Which lines contain the word "Geist"? Return each of them as written.

** START Dataset extract **

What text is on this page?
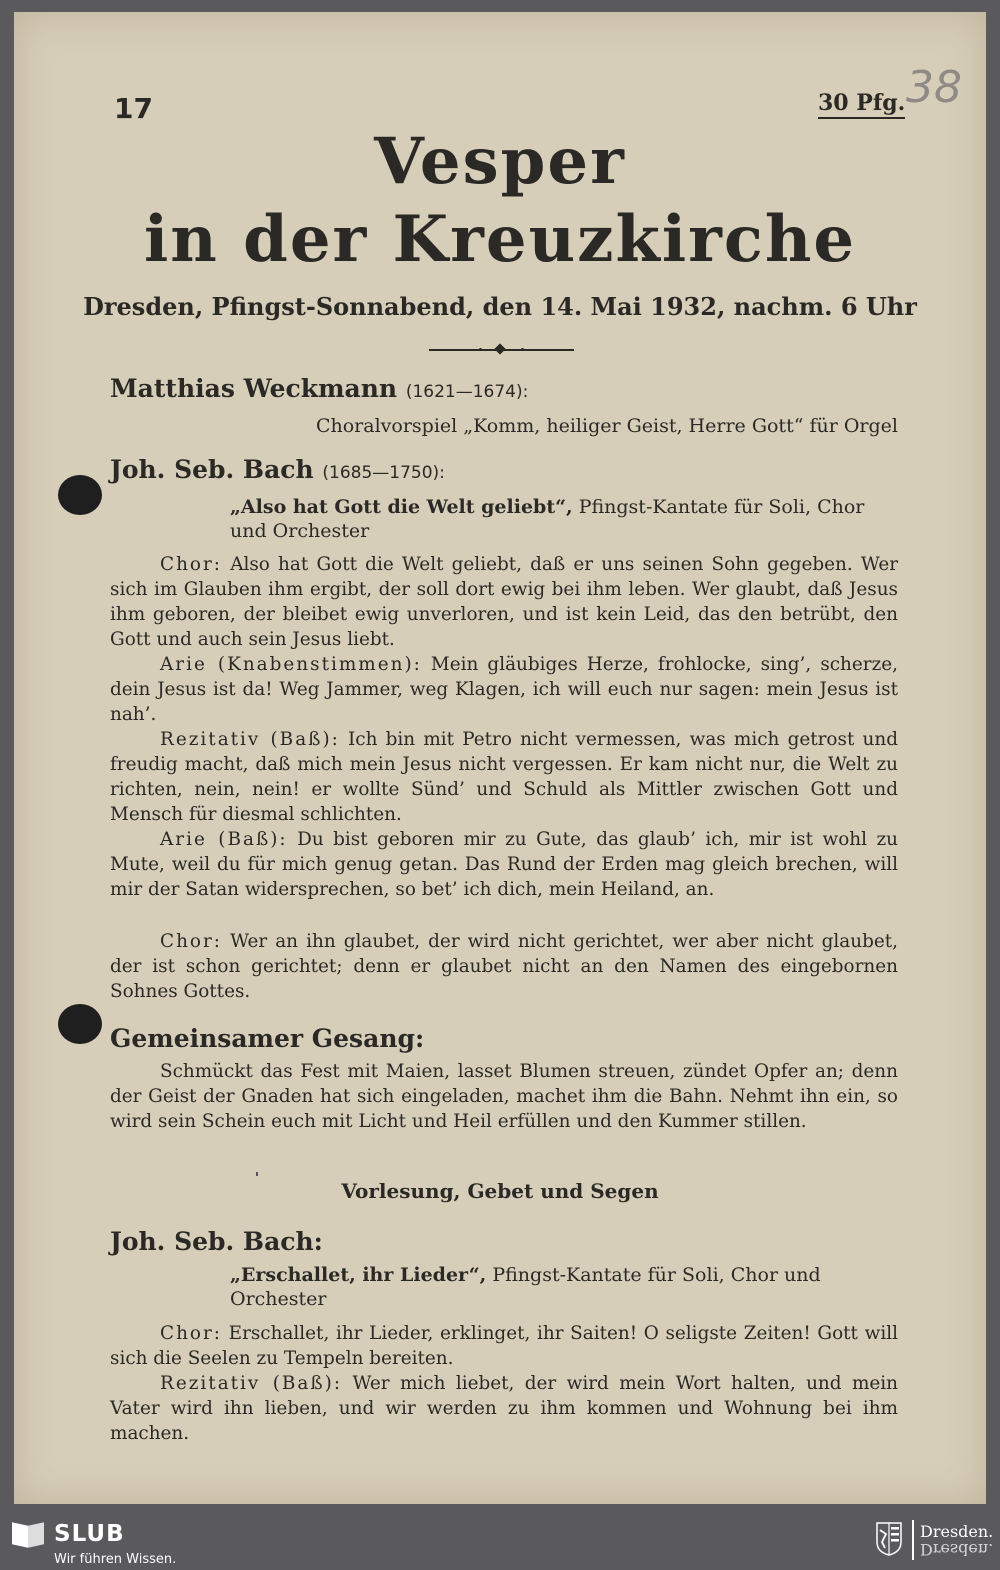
17	30 Pfg. 38
Vesper
in der Kreuzkirche
Dresden, Pfingst-Sonnabend, den 14. Mai 1932, nachm. 6 Uhr
Matthias Weckmann (1621—1674):
Choralvorspiel „Komm, heiliger Geist, Herre Gott“ für Orgel
Joh. Seb. Bach (1685—1750):
„Also hat Gott die Welt geliebt“, Pfingst-Kantate für Soli, Chor und Orchester
Chor: Also hat Gott die Welt geliebt, daß er uns seinen Sohn gegeben. Wer sich im Glauben ihm ergibt, der soll dort ewig bei ihm leben. Wer glaubt, daß Jesus ihm geboren, der bleibet ewig unverloren, und ist kein Leid, das den betrübt, den Gott und auch sein Jesus liebt.
Arie (Knabenstimmen): Mein gläubiges Herze, frohlocke, sing’, scherze, dein Jesus ist da! Weg Jammer, weg Klagen, ich will euch nur sagen: mein Jesus ist nah’.
Rezitativ (Baß): Ich bin mit Petro nicht vermessen, was mich getrost und freudig macht, daß mich mein Jesus nicht vergessen. Er kam nicht nur, die Welt zu richten, nein, nein! er wollte Sünd’ und Schuld als Mittler zwischen Gott und Mensch für diesmal schlichten.
Arie (Baß): Du bist geboren mir zu Gute, das glaub’ ich, mir ist wohl zu Mute, weil du für mich genug getan. Das Rund der Erden mag gleich brechen, will mir der Satan widersprechen, so bet’ ich dich, mein Heiland, an.
Chor: Wer an ihn glaubet, der wird nicht gerichtet, wer aber nicht glaubet, der ist schon gerichtet; denn er glaubet nicht an den Namen des eingebornen Sohnes Gottes.
Gemeinsamer Gesang:
Schmückt das Fest mit Maien, lasset Blumen streuen, zündet Opfer an; denn der Geist der Gnaden hat sich eingeladen, machet ihm die Bahn. Nehmt ihn ein, so wird sein Schein euch mit Licht und Heil erfüllen und den Kummer stillen.
Vorlesung, Gebet und Segen
Joh. Seb. Bach:
„Erschallet, ihr Lieder“, Pfingst-Kantate für Soli, Chor und Orchester
Chor: Erschallet, ihr Lieder, erklinget, ihr Saiten! O seligste Zeiten! Gott will sich die Seelen zu Tempeln bereiten.
Rezitativ (Baß): Wer mich liebet, der wird mein Wort halten, und mein Vater wird ihn lieben, und wir werden zu ihm kommen und Wohnung bei ihm machen.
SLUB
Wir führen Wissen.
Dresden.
Dresden.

** END Dataset extract **

(Written response)
Choralvorspiel „Komm, heiliger Geist, Herre Gott“ für Orgel
Schmückt das Fest mit Maien, lasset Blumen streuen, zündet Opfer an; denn der Geist der Gnaden hat sich eingeladen, machet ihm die Bahn. Nehmt ihn ein, so wird sein Schein euch mit Licht und Heil erfüllen und den Kummer stillen.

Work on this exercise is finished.